説明

還元鉄製造用成形原料の製造方法

【課題】新たな設備の建設や複雑な運転制御を必要とすることなく、成形と焼成のために求められる適正な水分の成形原料を有利に製造するための技術を提案することにある。
【解決手段】鉄含有原料に、水やバインダーとを加えて混合機にて攪拌混合し、その混合原料を成形することによって還元鉄製造用成形原料を製造するに当たり、成形に先立つ前記混合原料の含有水分を6±0.5mass%に調整し、その後、成形機による成形によって、含有水分を5±0.5mass%とした還元鉄製造用成形原料を得る方法。

【発明の詳細な説明】
【技術分野】
【0001】
本発明は、還元鉄製造用成形原料の製造方法に関し、とくに、回転炉床式還元炉などに装入される、製鉄ダスト等からなる鉄含有原料の成形物(成形原料)を事前処理する方法、とりわけ該成形原料の水分調整の方法に特徴を有する。
【背景技術】
【0002】
近年、鉄資源は枯渇しており、製鉄副産物を有効利用して製造される還元鉄が脚光を浴びている。その還元鉄は、高炉ダストや転炉ダストなどの製鉄副産物である粉状の鉄含有原料を、例えば、回転炉床式還元炉(以下、単に「回転炉床炉」という)によって還元することによって製造されている。
【0003】
上記回転炉床炉の操業において主原料とされる粉状の鉄含有原料は、これを粉状のままで扱うと輸送過程において飛散しやすくロスと環境問題を引き起こす他、炉内では、そのほとんどが排ガスと共に排出されてしまうという問題があった。そこで、従来、このような粉状の鉄含有原料は、回転炉床炉内に装入する前に、予め成型機でブリケット化され、または造粒機でペレット化され、成形物(成形原料)とした上で、回転炉床炉内に装入するのが一般的である。
【0004】
従来の前記成形原料については、ペレットやブリケットにしたときの強度が不足することがあり、輸送過程において割れて粉化しやすいため、そのままでは前記回転炉床炉内に装入することができない場合があった。また、このような成形原料(塊成物)は付着水分量が多く、その水分が高温の炉内において急激に蒸発することによって爆裂するおそれもあることから、成形原料を一旦、乾燥した後に装入するのが一般的であった(特許文献1、2、3、4、5参照)。

(レイアウト注釈データ)

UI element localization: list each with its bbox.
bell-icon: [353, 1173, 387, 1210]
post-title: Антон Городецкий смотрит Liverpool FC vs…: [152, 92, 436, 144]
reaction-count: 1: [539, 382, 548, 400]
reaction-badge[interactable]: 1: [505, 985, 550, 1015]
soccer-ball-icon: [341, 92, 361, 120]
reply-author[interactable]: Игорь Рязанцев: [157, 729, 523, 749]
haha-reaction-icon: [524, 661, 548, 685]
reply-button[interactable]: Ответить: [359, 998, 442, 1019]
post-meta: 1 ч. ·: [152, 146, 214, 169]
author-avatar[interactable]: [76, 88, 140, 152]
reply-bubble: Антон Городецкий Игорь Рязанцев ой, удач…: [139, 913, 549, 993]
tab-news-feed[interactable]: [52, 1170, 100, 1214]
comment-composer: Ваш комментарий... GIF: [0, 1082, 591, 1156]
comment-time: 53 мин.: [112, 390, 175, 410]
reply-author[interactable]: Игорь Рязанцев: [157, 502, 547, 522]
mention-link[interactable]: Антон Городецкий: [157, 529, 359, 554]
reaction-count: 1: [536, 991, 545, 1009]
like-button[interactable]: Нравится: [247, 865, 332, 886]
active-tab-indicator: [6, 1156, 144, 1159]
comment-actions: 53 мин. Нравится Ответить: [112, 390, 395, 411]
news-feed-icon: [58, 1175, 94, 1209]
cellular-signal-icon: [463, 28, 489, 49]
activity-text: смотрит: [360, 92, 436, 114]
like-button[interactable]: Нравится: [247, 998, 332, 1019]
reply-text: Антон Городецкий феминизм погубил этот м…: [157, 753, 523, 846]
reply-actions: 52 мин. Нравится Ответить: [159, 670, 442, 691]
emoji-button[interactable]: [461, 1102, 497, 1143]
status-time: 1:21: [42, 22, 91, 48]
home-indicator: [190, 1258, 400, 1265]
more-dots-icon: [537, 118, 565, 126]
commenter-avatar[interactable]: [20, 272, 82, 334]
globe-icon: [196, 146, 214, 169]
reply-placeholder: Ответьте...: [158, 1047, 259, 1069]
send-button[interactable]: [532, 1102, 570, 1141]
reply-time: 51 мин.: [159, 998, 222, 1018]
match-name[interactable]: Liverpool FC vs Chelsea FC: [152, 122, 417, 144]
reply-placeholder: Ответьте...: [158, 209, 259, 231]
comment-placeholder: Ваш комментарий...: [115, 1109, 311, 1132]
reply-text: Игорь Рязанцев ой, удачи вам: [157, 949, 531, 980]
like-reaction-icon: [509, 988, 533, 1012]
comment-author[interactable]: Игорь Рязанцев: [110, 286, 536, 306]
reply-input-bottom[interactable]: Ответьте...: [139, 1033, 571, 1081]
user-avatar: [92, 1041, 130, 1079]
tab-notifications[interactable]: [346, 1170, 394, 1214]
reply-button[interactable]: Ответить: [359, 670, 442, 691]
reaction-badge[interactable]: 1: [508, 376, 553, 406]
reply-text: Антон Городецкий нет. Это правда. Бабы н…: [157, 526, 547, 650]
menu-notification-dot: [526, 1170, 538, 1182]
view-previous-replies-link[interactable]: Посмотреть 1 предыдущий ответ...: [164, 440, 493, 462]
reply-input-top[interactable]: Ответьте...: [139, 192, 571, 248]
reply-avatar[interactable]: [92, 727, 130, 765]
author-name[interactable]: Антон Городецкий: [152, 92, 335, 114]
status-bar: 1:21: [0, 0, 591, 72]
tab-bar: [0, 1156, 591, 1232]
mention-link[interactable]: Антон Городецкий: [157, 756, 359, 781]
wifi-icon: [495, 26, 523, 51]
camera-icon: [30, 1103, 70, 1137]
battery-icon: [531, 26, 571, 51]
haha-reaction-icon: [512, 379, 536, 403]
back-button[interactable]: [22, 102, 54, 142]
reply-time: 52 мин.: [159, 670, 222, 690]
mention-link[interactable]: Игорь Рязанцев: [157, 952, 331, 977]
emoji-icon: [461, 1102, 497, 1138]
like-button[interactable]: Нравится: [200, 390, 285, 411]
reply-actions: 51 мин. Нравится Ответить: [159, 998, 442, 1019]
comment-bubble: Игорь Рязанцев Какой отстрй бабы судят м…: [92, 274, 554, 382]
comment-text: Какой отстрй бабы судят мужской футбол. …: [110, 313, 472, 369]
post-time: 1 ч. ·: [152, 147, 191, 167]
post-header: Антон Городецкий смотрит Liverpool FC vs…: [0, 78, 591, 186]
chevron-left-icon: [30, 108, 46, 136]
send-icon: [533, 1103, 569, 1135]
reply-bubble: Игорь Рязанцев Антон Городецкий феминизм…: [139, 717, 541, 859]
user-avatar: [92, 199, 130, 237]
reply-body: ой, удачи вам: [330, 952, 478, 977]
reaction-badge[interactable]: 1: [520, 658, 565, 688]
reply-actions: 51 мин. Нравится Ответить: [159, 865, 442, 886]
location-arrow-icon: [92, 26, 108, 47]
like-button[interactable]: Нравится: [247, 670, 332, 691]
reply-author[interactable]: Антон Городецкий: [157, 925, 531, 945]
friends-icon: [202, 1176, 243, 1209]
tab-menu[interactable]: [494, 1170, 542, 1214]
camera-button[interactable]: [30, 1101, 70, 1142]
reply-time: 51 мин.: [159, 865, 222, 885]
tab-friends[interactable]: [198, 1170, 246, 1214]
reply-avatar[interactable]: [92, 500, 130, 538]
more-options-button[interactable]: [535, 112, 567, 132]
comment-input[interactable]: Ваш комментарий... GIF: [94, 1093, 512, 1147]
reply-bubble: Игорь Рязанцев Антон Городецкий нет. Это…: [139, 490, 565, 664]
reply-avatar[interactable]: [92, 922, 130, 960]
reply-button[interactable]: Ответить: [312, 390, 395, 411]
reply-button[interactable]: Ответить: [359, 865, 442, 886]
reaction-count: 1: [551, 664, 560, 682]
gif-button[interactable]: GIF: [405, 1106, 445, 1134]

短い課題 1: レイアウト注釈データの行を、先頭の行から「reply-placeholder: Ответьте...: [158, 1047, 259, 1069]」を含む行まで、両端の行も含めてすべて一字も変えずに返してください。
短い課題 2: 還元鉄の成形原料に関する文章について、最後に示された文の後に続く部分を書いてください。

期待される出力 1:
UI element localization: list each with its bbox.
bell-icon: [353, 1173, 387, 1210]
post-title: Антон Городецкий смотрит Liverpool FC vs…: [152, 92, 436, 144]
reaction-count: 1: [539, 382, 548, 400]
reaction-badge[interactable]: 1: [505, 985, 550, 1015]
soccer-ball-icon: [341, 92, 361, 120]
reply-author[interactable]: Игорь Рязанцев: [157, 729, 523, 749]
haha-reaction-icon: [524, 661, 548, 685]
reply-button[interactable]: Ответить: [359, 998, 442, 1019]
post-meta: 1 ч. ·: [152, 146, 214, 169]
author-avatar[interactable]: [76, 88, 140, 152]
reply-bubble: Антон Городецкий Игорь Рязанцев ой, удач…: [139, 913, 549, 993]
tab-news-feed[interactable]: [52, 1170, 100, 1214]
comment-composer: Ваш комментарий... GIF: [0, 1082, 591, 1156]
comment-time: 53 мин.: [112, 390, 175, 410]
reply-author[interactable]: Игорь Рязанцев: [157, 502, 547, 522]
mention-link[interactable]: Антон Городецкий: [157, 529, 359, 554]
reaction-count: 1: [536, 991, 545, 1009]
like-button[interactable]: Нравится: [247, 865, 332, 886]
active-tab-indicator: [6, 1156, 144, 1159]
comment-actions: 53 мин. Нравится Ответить: [112, 390, 395, 411]
news-feed-icon: [58, 1175, 94, 1209]
cellular-signal-icon: [463, 28, 489, 49]
activity-text: смотрит: [360, 92, 436, 114]
like-button[interactable]: Нравится: [247, 998, 332, 1019]
reply-text: Антон Городецкий феминизм погубил этот м…: [157, 753, 523, 846]
reply-actions: 52 мин. Нравится Ответить: [159, 670, 442, 691]
emoji-button[interactable]: [461, 1102, 497, 1143]
status-time: 1:21: [42, 22, 91, 48]
home-indicator: [190, 1258, 400, 1265]
more-dots-icon: [537, 118, 565, 126]
commenter-avatar[interactable]: [20, 272, 82, 334]
globe-icon: [196, 146, 214, 169]
reply-placeholder: Ответьте...: [158, 1047, 259, 1069]

期待される出力 2:
【0005】
なお、電気炉や転炉の操業においては、混合原料を乾燥せずに直接投入することがあるが、この場合、Znなどの重金属が溶鋼中に残留するという不具合が生じる。
【先行技術文献】
【特許文献】
【0006】
【特許文献1】特開2002−167624号公報
【特許文献2】特開2005−272895号公報
【特許文献3】特開2005−97665号公報
【特許文献4】特開2001−234256号公報
【特許文献5】特開平11−12624号公報
【発明の概要】
【発明が解決しようとする課題】
【0007】
ところで、回転炉床炉内に装入される上記成形原料は、一般に、粉状の鉄含有原料を、加湿して混練することによりブリケットやペレットに塊成化した後、その塊成物を加熱装置により乾燥して水分調整したものを炉内に装入するようにしている。(特許文献1、2などに例示)。しかし、この方法では、新らたに乾燥設備を設けることが必要になり、設備費の増大、乾燥燃料費の増大等の問題がある。また、塊成化後の乾燥に代えて、成形工程の前の段階において、乾粉を加えることにより、含有水分が3mass%以下の水分量にまで乾燥する方法も提案されている(特許文献3参照)が、前記と同様の問題を抱えていた。
【0008】
さらに、粉状の鉄含有原料をスラリー状にしてからこれを攪拌混合し、その後含有水分が15〜30mass%になるように脱水してから成形する方法(特許文献4参照)や高速攪拌ミキサーを使って処理した後に成形する方法(特許文献5参照)などの提案もあるが、いずれもスラリー処理設備、脱水設備、あるいは特殊な攪拌機が必要であり、設備費の増大や、複雑な運転制御が必要となるという問題があった。
【0009】
そこで、本発明の目的は、新たな設備の建設や複雑な運転制御を必要とすることなく、成形時と焼成時の両方で適正な水分となる成形原料を製造するための技術を提案することにある。
【課題を解決するための手段】
【0010】
発明者らはまず、従来技術が抱えている上述した問題点を克服することができる方法について検討した結果、以下に述べるような手段を採用することにより解決することができることを知見し、本発明を開発するに到った。即ち、本発明は、主原料である粉状の鉄含有原料に、少なくとも水とバインダーとを加えて混合機にて攪拌混合し、その混合原料を成形することによって還元鉄製造用成形原料を製造するに当たり、成形に先立つ前記混合原料の含有水分を6±0.5mass%に調整し、その後、成形機によって成形した後の含有水分を5±0.5mass%に調整とすることを特徴とする還元鉄製造用成形原料の製造方法である。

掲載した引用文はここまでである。